[Start of Attachment]

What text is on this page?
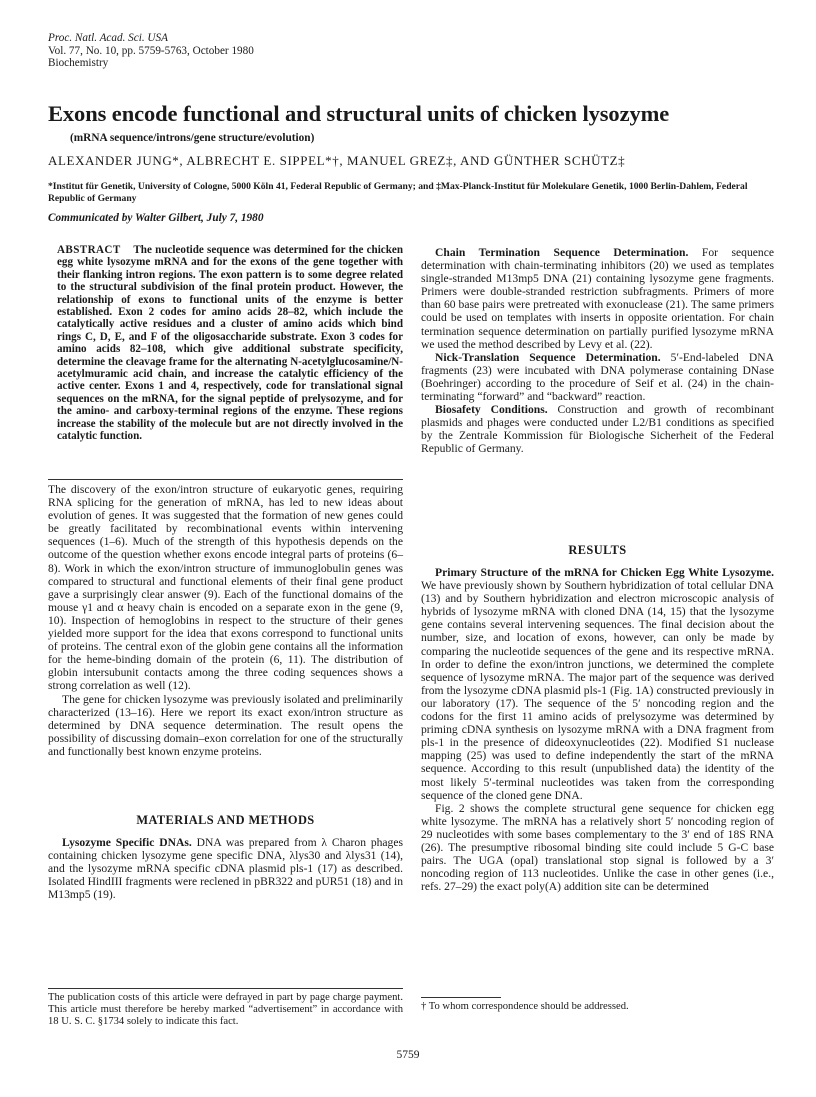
Proc. Natl. Acad. Sci. USA
Vol. 77, No. 10, pp. 5759-5763, October 1980
Biochemistry
Exons encode functional and structural units of chicken lysozyme
(mRNA sequence/introns/gene structure/evolution)
ALEXANDER JUNG*, ALBRECHT E. SIPPEL*†, MANUEL GREZ‡, AND GÜNTHER SCHÜTZ‡
*Institut für Genetik, University of Cologne, 5000 Köln 41, Federal Republic of Germany; and ‡Max-Planck-Institut für Molekulare Genetik, 1000 Berlin-Dahlem, Federal Republic of Germany
Communicated by Walter Gilbert, July 7, 1980
ABSTRACT The nucleotide sequence was determined for the chicken egg white lysozyme mRNA and for the exons of the gene together with their flanking intron regions. The exon pattern is to some degree related to the structural subdivision of the final protein product. However, the relationship of exons to functional units of the enzyme is better established. Exon 2 codes for amino acids 28–82, which include the catalytically active residues and a cluster of amino acids which bind rings C, D, E, and F of the oligosaccharide substrate. Exon 3 codes for amino acids 82–108, which give additional substrate specificity, determine the cleavage frame for the alternating N-acetylglucosamine/N-acetylmuramic acid chain, and increase the catalytic efficiency of the active center. Exons 1 and 4, respectively, code for translational signal sequences on the mRNA, for the signal peptide of prelysozyme, and for the amino- and carboxy-terminal regions of the enzyme. These regions increase the stability of the molecule but are not directly involved in the catalytic function.

The discovery of the exon/intron structure of eukaryotic genes, requiring RNA splicing for the generation of mRNA, has led to new ideas about evolution of genes. It was suggested that the formation of new genes could be greatly facilitated by recombinational events within intervening sequences (1–6). Much of the strength of this hypothesis depends on the outcome of the question whether exons encode integral parts of proteins (6–8). Work in which the exon/intron structure of immunoglobulin genes was compared to structural and functional elements of their final gene product gave a surprisingly clear answer (9). Each of the functional domains of the mouse γ1 and α heavy chain is encoded on a separate exon in the gene (9, 10). Inspection of hemoglobins in respect to the structure of their genes yielded more support for the idea that exons correspond to functional units of proteins. The central exon of the globin gene contains all the information for the heme-binding domain of the protein (6, 11). The distribution of globin intersubunit contacts among the three coding sequences shows a strong correlation as well (12).

The gene for chicken lysozyme was previously isolated and preliminarily characterized (13–16). Here we report its exact exon/intron structure as determined by DNA sequence determination. The result opens the possibility of discussing domain–exon correlation for one of the structurally and functionally best known enzyme proteins.

MATERIALS AND METHODS

Lysozyme Specific DNAs. DNA was prepared from λ Charon phages containing chicken lysozyme gene specific DNA, λlys30 and λlys31 (14), and the lysozyme mRNA specific cDNA plasmid pls-1 (17) as described. Isolated HindIII fragments were reclened in pBR322 and pUR51 (18) and in M13mp5 (19).

The publication costs of this article were defrayed in part by page charge payment. This article must therefore be hereby marked “advertisement” in accordance with 18 U. S. C. §1734 solely to indicate this fact.

Chain Termination Sequence Determination. For sequence determination with chain-terminating inhibitors (20) we used as templates single-stranded M13mp5 DNA (21) containing lysozyme gene fragments. Primers were double-stranded restriction subfragments. Primers of more than 60 base pairs were pretreated with exonuclease (21). The same primers could be used on templates with inserts in opposite orientation. For chain termination sequence determination on partially purified lysozyme mRNA we used the method described by Levy et al. (22).

Nick-Translation Sequence Determination. 5′-End-labeled DNA fragments (23) were incubated with DNA polymerase containing DNase (Boehringer) according to the procedure of Seif et al. (24) in the chain-terminating “forward” and “backward” reaction.

Biosafety Conditions. Construction and growth of recombinant plasmids and phages were conducted under L2/B1 conditions as specified by the Zentrale Kommission für Biologische Sicherheit of the Federal Republic of Germany.

RESULTS

Primary Structure of the mRNA for Chicken Egg White Lysozyme. We have previously shown by Southern hybridization of total cellular DNA (13) and by Southern hybridization and electron microscopic analysis of hybrids of lysozyme mRNA with cloned DNA (14, 15) that the lysozyme gene contains several intervening sequences. The final decision about the number, size, and location of exons, however, can only be made by comparing the nucleotide sequences of the gene and its respective mRNA. In order to define the exon/intron junctions, we determined the complete sequence of lysozyme mRNA. The major part of the sequence was derived from the lysozyme cDNA plasmid pls-1 (Fig. 1A) constructed previously in our laboratory (17). The sequence of the 5′ noncoding region and the codons for the first 11 amino acids of prelysozyme was determined by priming cDNA synthesis on lysozyme mRNA with a DNA fragment from pls-1 in the presence of dideoxynucleotides (22). Modified S1 nuclease mapping (25) was used to define independently the start of the mRNA sequence. According to this result (unpublished data) the identity of the most likely 5′-terminal nucleotides was taken from the corresponding sequence of the cloned gene DNA.

Fig. 2 shows the complete structural gene sequence for chicken egg white lysozyme. The mRNA has a relatively short 5′ noncoding region of 29 nucleotides with some bases complementary to the 3′ end of 18S RNA (26). The presumptive ribosomal binding site could include 5 G-C base pairs. The UGA (opal) translational stop signal is followed by a 3′ noncoding region of 113 nucleotides. Unlike the case in other genes (i.e., refs. 27–29) the exact poly(A) addition site can be determined

† To whom correspondence should be addressed.
5759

[End of Attachment]

## TASK GOAL
What is needed is a word-for-word copy of the data above, free of any images.

## OUTPUT BELOW
What text is on this page?
Proc. Natl. Acad. Sci. USA
Vol. 77, No. 10, pp. 5759-5763, October 1980
Biochemistry
Exons encode functional and structural units of chicken lysozyme
(mRNA sequence/introns/gene structure/evolution)
ALEXANDER JUNG*, ALBRECHT E. SIPPEL*†, MANUEL GREZ‡, AND GÜNTHER SCHÜTZ‡
*Institut für Genetik, University of Cologne, 5000 Köln 41, Federal Republic of Germany; and ‡Max-Planck-Institut für Molekulare Genetik, 1000 Berlin-Dahlem, Federal Republic of Germany
Communicated by Walter Gilbert, July 7, 1980
ABSTRACT The nucleotide sequence was determined for the chicken egg white lysozyme mRNA and for the exons of the gene together with their flanking intron regions. The exon pattern is to some degree related to the structural subdivision of the final protein product. However, the relationship of exons to functional units of the enzyme is better established. Exon 2 codes for amino acids 28–82, which include the catalytically active residues and a cluster of amino acids which bind rings C, D, E, and F of the oligosaccharide substrate. Exon 3 codes for amino acids 82–108, which give additional substrate specificity, determine the cleavage frame for the alternating N-acetylglucosamine/N-acetylmuramic acid chain, and increase the catalytic efficiency of the active center. Exons 1 and 4, respectively, code for translational signal sequences on the mRNA, for the signal peptide of prelysozyme, and for the amino- and carboxy-terminal regions of the enzyme. These regions increase the stability of the molecule but are not directly involved in the catalytic function.

The discovery of the exon/intron structure of eukaryotic genes, requiring RNA splicing for the generation of mRNA, has led to new ideas about evolution of genes. It was suggested that the formation of new genes could be greatly facilitated by recombinational events within intervening sequences (1–6). Much of the strength of this hypothesis depends on the outcome of the question whether exons encode integral parts of proteins (6–8). Work in which the exon/intron structure of immunoglobulin genes was compared to structural and functional elements of their final gene product gave a surprisingly clear answer (9). Each of the functional domains of the mouse γ1 and α heavy chain is encoded on a separate exon in the gene (9, 10). Inspection of hemoglobins in respect to the structure of their genes yielded more support for the idea that exons correspond to functional units of proteins. The central exon of the globin gene contains all the information for the heme-binding domain of the protein (6, 11). The distribution of globin intersubunit contacts among the three coding sequences shows a strong correlation as well (12).

The gene for chicken lysozyme was previously isolated and preliminarily characterized (13–16). Here we report its exact exon/intron structure as determined by DNA sequence determination. The result opens the possibility of discussing domain–exon correlation for one of the structurally and functionally best known enzyme proteins.

MATERIALS AND METHODS

Lysozyme Specific DNAs. DNA was prepared from λ Charon phages containing chicken lysozyme gene specific DNA, λlys30 and λlys31 (14), and the lysozyme mRNA specific cDNA plasmid pls-1 (17) as described. Isolated HindIII fragments were reclened in pBR322 and pUR51 (18) and in M13mp5 (19).

The publication costs of this article were defrayed in part by page charge payment. This article must therefore be hereby marked “advertisement” in accordance with 18 U. S. C. §1734 solely to indicate this fact.

Chain Termination Sequence Determination. For sequence determination with chain-terminating inhibitors (20) we used as templates single-stranded M13mp5 DNA (21) containing lysozyme gene fragments. Primers were double-stranded restriction subfragments. Primers of more than 60 base pairs were pretreated with exonuclease (21). The same primers could be used on templates with inserts in opposite orientation. For chain termination sequence determination on partially purified lysozyme mRNA we used the method described by Levy et al. (22).

Nick-Translation Sequence Determination. 5′-End-labeled DNA fragments (23) were incubated with DNA polymerase containing DNase (Boehringer) according to the procedure of Seif et al. (24) in the chain-terminating “forward” and “backward” reaction.

Biosafety Conditions. Construction and growth of recombinant plasmids and phages were conducted under L2/B1 conditions as specified by the Zentrale Kommission für Biologische Sicherheit of the Federal Republic of Germany.

RESULTS

Primary Structure of the mRNA for Chicken Egg White Lysozyme. We have previously shown by Southern hybridization of total cellular DNA (13) and by Southern hybridization and electron microscopic analysis of hybrids of lysozyme mRNA with cloned DNA (14, 15) that the lysozyme gene contains several intervening sequences. The final decision about the number, size, and location of exons, however, can only be made by comparing the nucleotide sequences of the gene and its respective mRNA. In order to define the exon/intron junctions, we determined the complete sequence of lysozyme mRNA. The major part of the sequence was derived from the lysozyme cDNA plasmid pls-1 (Fig. 1A) constructed previously in our laboratory (17). The sequence of the 5′ noncoding region and the codons for the first 11 amino acids of prelysozyme was determined by priming cDNA synthesis on lysozyme mRNA with a DNA fragment from pls-1 in the presence of dideoxynucleotides (22). Modified S1 nuclease mapping (25) was used to define independently the start of the mRNA sequence. According to this result (unpublished data) the identity of the most likely 5′-terminal nucleotides was taken from the corresponding sequence of the cloned gene DNA.

Fig. 2 shows the complete structural gene sequence for chicken egg white lysozyme. The mRNA has a relatively short 5′ noncoding region of 29 nucleotides with some bases complementary to the 3′ end of 18S RNA (26). The presumptive ribosomal binding site could include 5 G-C base pairs. The UGA (opal) translational stop signal is followed by a 3′ noncoding region of 113 nucleotides. Unlike the case in other genes (i.e., refs. 27–29) the exact poly(A) addition site can be determined

† To whom correspondence should be addressed.
5759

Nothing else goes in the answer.